[WHAT TO DO]
Every record below should be printed exactly as given.

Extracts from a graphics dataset
======

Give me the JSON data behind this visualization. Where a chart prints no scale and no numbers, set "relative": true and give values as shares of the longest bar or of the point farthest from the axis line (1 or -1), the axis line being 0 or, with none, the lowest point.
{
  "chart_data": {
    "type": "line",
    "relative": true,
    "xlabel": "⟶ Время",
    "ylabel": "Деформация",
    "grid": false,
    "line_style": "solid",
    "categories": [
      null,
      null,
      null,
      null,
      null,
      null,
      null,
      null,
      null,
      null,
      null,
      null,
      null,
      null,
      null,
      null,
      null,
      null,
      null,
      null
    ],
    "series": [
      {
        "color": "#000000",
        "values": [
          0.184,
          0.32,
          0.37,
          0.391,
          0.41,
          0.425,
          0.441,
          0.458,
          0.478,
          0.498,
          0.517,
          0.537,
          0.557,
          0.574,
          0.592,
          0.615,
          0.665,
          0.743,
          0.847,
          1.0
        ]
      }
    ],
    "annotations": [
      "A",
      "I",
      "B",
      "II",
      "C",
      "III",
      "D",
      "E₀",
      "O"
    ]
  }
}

======

[TASK ANSWER]
Give me the JSON data behind this visualization. Where a chart prints no scale and no numbers, set "relative": true and give values as shares of the longest bar or of the point farthest from the axis line (1 or -1), the axis line being 0 or, with none, the lowest point.
{
  "chart_data": {
    "type": "line",
    "relative": true,
    "xlabel": "⟶ Время",
    "ylabel": "Деформация",
    "grid": false,
    "line_style": "solid",
    "categories": [
      null,
      null,
      null,
      null,
      null,
      null,
      null,
      null,
      null,
      null,
      null,
      null,
      null,
      null,
      null,
      null,
      null,
      null,
      null,
      null
    ],
    "series": [
      {
        "color": "#000000",
        "values": [
          0.184,
          0.32,
          0.37,
          0.391,
          0.41,
          0.425,
          0.441,
          0.458,
          0.478,
          0.498,
          0.517,
          0.537,
          0.557,
          0.574,
          0.592,
          0.615,
          0.665,
          0.743,
          0.847,
          1.0
        ]
      }
    ],
    "annotations": [
      "A",
      "I",
      "B",
      "II",
      "C",
      "III",
      "D",
      "E₀",
      "O"
    ]
  }
}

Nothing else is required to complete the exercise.